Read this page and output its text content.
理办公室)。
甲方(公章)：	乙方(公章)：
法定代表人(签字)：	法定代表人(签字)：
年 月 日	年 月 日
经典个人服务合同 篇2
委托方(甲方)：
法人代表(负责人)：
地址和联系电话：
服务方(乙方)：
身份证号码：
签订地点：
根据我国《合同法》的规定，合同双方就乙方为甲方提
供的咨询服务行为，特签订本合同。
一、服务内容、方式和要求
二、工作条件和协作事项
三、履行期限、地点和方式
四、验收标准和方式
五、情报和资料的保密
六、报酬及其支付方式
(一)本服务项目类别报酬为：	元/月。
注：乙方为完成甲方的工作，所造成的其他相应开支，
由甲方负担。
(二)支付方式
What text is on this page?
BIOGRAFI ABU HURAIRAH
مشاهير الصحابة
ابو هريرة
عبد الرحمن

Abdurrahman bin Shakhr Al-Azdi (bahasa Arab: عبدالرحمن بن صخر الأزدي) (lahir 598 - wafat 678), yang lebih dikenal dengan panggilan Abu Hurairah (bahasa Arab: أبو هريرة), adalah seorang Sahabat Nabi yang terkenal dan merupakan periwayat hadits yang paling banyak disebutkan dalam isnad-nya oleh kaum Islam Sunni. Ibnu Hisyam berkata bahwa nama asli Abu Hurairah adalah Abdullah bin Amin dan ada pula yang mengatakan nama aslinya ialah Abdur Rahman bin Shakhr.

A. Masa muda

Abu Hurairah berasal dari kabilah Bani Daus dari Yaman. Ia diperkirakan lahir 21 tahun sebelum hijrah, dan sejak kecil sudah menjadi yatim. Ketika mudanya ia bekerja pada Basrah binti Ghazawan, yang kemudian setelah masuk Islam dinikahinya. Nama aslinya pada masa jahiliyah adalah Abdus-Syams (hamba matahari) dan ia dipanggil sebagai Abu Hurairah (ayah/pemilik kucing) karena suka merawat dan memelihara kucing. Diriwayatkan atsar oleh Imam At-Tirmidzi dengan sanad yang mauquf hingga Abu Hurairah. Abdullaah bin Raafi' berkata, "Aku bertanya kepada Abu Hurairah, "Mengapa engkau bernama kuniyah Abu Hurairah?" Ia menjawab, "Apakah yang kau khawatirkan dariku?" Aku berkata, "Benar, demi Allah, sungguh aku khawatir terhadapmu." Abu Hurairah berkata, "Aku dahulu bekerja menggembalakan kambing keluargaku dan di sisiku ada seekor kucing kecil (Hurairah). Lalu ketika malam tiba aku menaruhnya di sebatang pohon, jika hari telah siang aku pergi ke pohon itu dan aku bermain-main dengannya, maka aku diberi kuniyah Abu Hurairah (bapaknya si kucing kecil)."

----------

WHAT YOU SHOULD DO:
Please output every record, keeping each line exact.

FINAL RESULT:
Read this page and output its text content.
理办公室)。
甲方(公章)：	乙方(公章)：
法定代表人(签字)：	法定代表人(签字)：
年 月 日	年 月 日
经典个人服务合同 篇2
委托方(甲方)：
法人代表(负责人)：
地址和联系电话：
服务方(乙方)：
身份证号码：
签订地点：
根据我国《合同法》的规定，合同双方就乙方为甲方提
供的咨询服务行为，特签订本合同。
一、服务内容、方式和要求
二、工作条件和协作事项
三、履行期限、地点和方式
四、验收标准和方式
五、情报和资料的保密
六、报酬及其支付方式
(一)本服务项目类别报酬为：	元/月。
注：乙方为完成甲方的工作，所造成的其他相应开支，
由甲方负担。
(二)支付方式
What text is on this page?
BIOGRAFI ABU HURAIRAH
مشاهير الصحابة
ابو هريرة
عبد الرحمن

Abdurrahman bin Shakhr Al-Azdi (bahasa Arab: عبدالرحمن بن صخر الأزدي) (lahir 598 - wafat 678), yang lebih dikenal dengan panggilan Abu Hurairah (bahasa Arab: أبو هريرة), adalah seorang Sahabat Nabi yang terkenal dan merupakan periwayat hadits yang paling banyak disebutkan dalam isnad-nya oleh kaum Islam Sunni. Ibnu Hisyam berkata bahwa nama asli Abu Hurairah adalah Abdullah bin Amin dan ada pula yang mengatakan nama aslinya ialah Abdur Rahman bin Shakhr.

A. Masa muda

Abu Hurairah berasal dari kabilah Bani Daus dari Yaman. Ia diperkirakan lahir 21 tahun sebelum hijrah, dan sejak kecil sudah menjadi yatim. Ketika mudanya ia bekerja pada Basrah binti Ghazawan, yang kemudian setelah masuk Islam dinikahinya. Nama aslinya pada masa jahiliyah adalah Abdus-Syams (hamba matahari) dan ia dipanggil sebagai Abu Hurairah (ayah/pemilik kucing) karena suka merawat dan memelihara kucing. Diriwayatkan atsar oleh Imam At-Tirmidzi dengan sanad yang mauquf hingga Abu Hurairah. Abdullaah bin Raafi' berkata, "Aku bertanya kepada Abu Hurairah, "Mengapa engkau bernama kuniyah Abu Hurairah?" Ia menjawab, "Apakah yang kau khawatirkan dariku?" Aku berkata, "Benar, demi Allah, sungguh aku khawatir terhadapmu." Abu Hurairah berkata, "Aku dahulu bekerja menggembalakan kambing keluargaku dan di sisiku ada seekor kucing kecil (Hurairah). Lalu ketika malam tiba aku menaruhnya di sebatang pohon, jika hari telah siang aku pergi ke pohon itu dan aku bermain-main dengannya, maka aku diberi kuniyah Abu Hurairah (bapaknya si kucing kecil)."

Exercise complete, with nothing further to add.